## 练习任务
a) 判断以下三条说法是否与题解相符，每条回答“是”或“否”，并引用题解中起决定作用的原话：(i) 清空整个串后，得分中与 a 有关的部分固定为 a * n；(ii) 当 b < 0 时，应尽量增加操作次数；(iii) 测试组数 t 的上限是 1000。
b) 请将题解中从“Your task is”起、一直到“you can score.”止的这段文字一字不改地抄写下来。

------ 题解原文

练习cf1550B. Maximum Cost Deletion

题目如下
B. Maximum Cost Deletion
time limit per test2 seconds
memory limit per test256 megabytes
You are given a string 𝑠 of length 𝑛 consisting only of the characters 0 and 1.

You perform the following operation until the string becomes empty: choose some consecutive substring of equal characters, erase it from the string and glue the remaining two parts together (any of them can be empty) in the same order. For example, if you erase the substring 111 from the string 111110, you will get the string 110. When you delete a substring of length 𝑙, you get 𝑎⋅𝑙+𝑏 points.

Your task is to calculate the maximum number of points that you can score in total, if you have to make the given string empty.

Input
The first line contains a single integer 𝑡 (1≤𝑡≤2000) — the number of testcases.

The first line of each testcase contains three integers 𝑛, 𝑎 and 𝑏 (1≤𝑛≤100;−100≤𝑎,𝑏≤100) — the length of the string 𝑠 and the parameters 𝑎 and 𝑏.

The second line contains the string 𝑠. The string 𝑠 consists only of the characters 0 and 1.

Output
For each testcase, print a single integer — the maximum number of points that you can score.

题目大意
现有长度为n的由“0”和“1”组成的数字串，每次可以删除连续的数字都相同的长度为l的子串，每次得分 𝑎⋅𝑙+𝑏；现在要求清空这个串，那么累计得分最大是多少。

题目分析
因为要求是清空这个串，那么无论每次的长度是多少，最终删除了长度为n的整个串，那么可以得到左半部分的得分固定为a * n；
但是右半部分是根据操作次数来计算，分为两种情况：
1.b >= 0时，最大化收益就要最大化操作次数，即为一个一个删，符合题意，一个元素的子串也是连续子串；
2.b < 0时，就要尽量减小操作次数，最小的操作次数由连续子串的个数决定；

最小操作次数，统计‘1’和‘0’分别的子连续断数，子段数更少的先操作清空后，最后一组默认连续，此时总操作数最小。

点击查看代码

int zero = 0, one = 0;
            if(s[0] == '0'){
                zero++;
            }else{
                one++;
            }
            for(int i = 1; i < n; i++){
                if(s[i] != s[i - 1]){
                    if(s[i] == '0'){
                        zero++;
                    }else{
                        one++;
                    }
                }
            }
            cnt = min(zero, one) + 1;
            sum = n * a + b * cnt;

完整代码

点击查看代码

#include <iostream>
using namespace std;

int main(){
    int t;
    cin >> t;
    while(t--){
        int n, a, b;
        cin >> n >> a >> b;
        string s;
        cin >> s;
        int cnt, sum;
        if(b >= 0){
            sum = n * (a + b);
        }else{
            int zero = 0, one = 0;
            if(s[0] == '0'){
                zero++;
            }else{
                one++;
            }
            for(int i = 1; i < n; i++){
                if(s[i] != s[i - 1]){
                    if(s[i] == '0'){
                        zero++;
                    }else{
                        one++;
                    }
                }
            }
            cnt = min(zero, one) + 1;
            sum = n * a + b * cnt;
        }
        cout << sum << endl;
    }
    return 0;
}

------------
------ 条目列表

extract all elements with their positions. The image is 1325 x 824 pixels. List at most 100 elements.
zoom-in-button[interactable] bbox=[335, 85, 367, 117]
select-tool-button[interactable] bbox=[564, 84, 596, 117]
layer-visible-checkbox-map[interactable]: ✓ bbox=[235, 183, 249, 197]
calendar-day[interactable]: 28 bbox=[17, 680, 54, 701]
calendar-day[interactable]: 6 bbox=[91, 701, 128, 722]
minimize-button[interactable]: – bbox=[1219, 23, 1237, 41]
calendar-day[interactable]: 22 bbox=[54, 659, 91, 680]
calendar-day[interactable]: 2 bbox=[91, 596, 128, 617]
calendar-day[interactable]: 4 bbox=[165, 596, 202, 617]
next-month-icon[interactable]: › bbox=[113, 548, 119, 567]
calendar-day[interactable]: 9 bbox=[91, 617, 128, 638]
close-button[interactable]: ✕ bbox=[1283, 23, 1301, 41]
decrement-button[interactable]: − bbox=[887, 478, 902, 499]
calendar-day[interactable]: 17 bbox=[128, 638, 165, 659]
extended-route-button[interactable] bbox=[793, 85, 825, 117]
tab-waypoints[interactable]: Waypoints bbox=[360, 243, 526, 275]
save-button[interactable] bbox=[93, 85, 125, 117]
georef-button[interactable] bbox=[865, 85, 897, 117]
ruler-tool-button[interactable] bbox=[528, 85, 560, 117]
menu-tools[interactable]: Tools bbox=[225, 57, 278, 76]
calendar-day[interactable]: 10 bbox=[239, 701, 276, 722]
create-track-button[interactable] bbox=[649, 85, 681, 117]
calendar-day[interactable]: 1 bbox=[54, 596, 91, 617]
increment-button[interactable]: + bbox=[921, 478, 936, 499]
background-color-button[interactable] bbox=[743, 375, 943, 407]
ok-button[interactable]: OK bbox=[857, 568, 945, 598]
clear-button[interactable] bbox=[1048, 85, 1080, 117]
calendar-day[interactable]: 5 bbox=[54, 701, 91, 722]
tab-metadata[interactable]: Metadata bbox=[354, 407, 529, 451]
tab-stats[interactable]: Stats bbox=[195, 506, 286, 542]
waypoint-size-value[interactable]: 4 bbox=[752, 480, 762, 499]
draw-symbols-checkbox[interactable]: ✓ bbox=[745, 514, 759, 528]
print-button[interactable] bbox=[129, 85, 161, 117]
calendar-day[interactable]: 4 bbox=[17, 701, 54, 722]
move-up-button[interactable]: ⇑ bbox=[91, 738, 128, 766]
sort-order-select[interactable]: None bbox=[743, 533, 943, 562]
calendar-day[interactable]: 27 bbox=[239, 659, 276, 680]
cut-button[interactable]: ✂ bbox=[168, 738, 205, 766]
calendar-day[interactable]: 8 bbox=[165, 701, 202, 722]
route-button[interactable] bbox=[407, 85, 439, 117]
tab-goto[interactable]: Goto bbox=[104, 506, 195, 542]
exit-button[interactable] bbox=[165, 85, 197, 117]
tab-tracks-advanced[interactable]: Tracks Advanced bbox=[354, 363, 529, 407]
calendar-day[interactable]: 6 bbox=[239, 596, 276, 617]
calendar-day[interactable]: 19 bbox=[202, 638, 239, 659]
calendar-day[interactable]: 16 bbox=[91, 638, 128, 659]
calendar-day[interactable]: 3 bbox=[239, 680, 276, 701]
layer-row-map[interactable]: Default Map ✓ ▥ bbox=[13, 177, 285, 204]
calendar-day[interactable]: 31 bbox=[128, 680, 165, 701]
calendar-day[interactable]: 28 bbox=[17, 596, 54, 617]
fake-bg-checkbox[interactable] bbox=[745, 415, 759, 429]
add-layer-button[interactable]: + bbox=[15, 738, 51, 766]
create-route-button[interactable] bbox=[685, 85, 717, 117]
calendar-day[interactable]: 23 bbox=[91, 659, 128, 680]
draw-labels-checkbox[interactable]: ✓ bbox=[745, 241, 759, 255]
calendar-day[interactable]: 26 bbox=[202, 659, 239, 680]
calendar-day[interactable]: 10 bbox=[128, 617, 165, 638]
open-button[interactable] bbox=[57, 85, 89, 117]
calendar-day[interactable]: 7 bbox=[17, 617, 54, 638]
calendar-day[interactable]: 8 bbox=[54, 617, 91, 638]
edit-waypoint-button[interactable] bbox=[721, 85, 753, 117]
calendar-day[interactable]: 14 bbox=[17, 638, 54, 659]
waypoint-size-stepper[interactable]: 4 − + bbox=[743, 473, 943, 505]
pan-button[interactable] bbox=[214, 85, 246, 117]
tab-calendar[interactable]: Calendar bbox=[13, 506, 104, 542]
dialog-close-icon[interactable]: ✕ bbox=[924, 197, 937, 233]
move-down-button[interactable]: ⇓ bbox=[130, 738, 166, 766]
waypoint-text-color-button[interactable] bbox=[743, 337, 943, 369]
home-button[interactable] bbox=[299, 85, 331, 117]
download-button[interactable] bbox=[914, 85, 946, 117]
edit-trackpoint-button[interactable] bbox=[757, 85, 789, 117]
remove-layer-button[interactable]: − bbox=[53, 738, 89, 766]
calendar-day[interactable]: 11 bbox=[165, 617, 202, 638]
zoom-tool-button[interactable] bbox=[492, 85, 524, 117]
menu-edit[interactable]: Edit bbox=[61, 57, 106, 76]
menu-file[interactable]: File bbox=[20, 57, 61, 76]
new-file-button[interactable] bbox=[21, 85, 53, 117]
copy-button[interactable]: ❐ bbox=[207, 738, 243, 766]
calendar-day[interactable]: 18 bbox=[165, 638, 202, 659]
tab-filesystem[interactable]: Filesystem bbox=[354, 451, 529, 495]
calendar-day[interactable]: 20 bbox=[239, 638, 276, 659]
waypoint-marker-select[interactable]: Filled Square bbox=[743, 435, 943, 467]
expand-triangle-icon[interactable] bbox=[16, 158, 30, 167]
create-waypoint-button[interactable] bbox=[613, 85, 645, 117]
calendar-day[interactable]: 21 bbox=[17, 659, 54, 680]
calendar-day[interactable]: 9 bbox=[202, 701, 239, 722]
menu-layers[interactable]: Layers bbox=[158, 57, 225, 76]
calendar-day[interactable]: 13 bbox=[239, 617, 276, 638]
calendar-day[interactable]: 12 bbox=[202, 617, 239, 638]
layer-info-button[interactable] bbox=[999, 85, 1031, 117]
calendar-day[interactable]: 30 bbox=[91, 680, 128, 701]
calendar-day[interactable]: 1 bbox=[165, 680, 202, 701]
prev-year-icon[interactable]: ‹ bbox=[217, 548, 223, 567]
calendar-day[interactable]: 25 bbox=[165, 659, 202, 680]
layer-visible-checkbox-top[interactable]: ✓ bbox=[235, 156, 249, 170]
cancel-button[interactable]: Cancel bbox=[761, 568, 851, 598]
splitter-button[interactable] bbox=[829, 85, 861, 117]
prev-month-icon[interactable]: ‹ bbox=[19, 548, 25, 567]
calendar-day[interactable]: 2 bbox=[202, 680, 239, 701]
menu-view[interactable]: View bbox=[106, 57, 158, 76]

------------

## 参考答案
a)
(i) 是。“可以得到左半部分的得分固定为a * n”
(ii) 否。“2.b < 0时，就要尽量减小操作次数”
(iii) 否。“(1≤𝑡≤2000)”

b)
Your task is to calculate the maximum number of points that you can score in total, if you have to make the given string empty.

Input
The first line contains a single integer 𝑡 (1≤𝑡≤2000) — the number of testcases.

The first line of each testcase contains three integers 𝑛, 𝑎 and 𝑏 (1≤𝑛≤100;−100≤𝑎,𝑏≤100) — the length of the string 𝑠 and the parameters 𝑎 and 𝑏.

The second line contains the string 𝑠. The string 𝑠 consists only of the characters 0 and 1.

Output
For each testcase, print a single integer — the maximum number of points that you can score.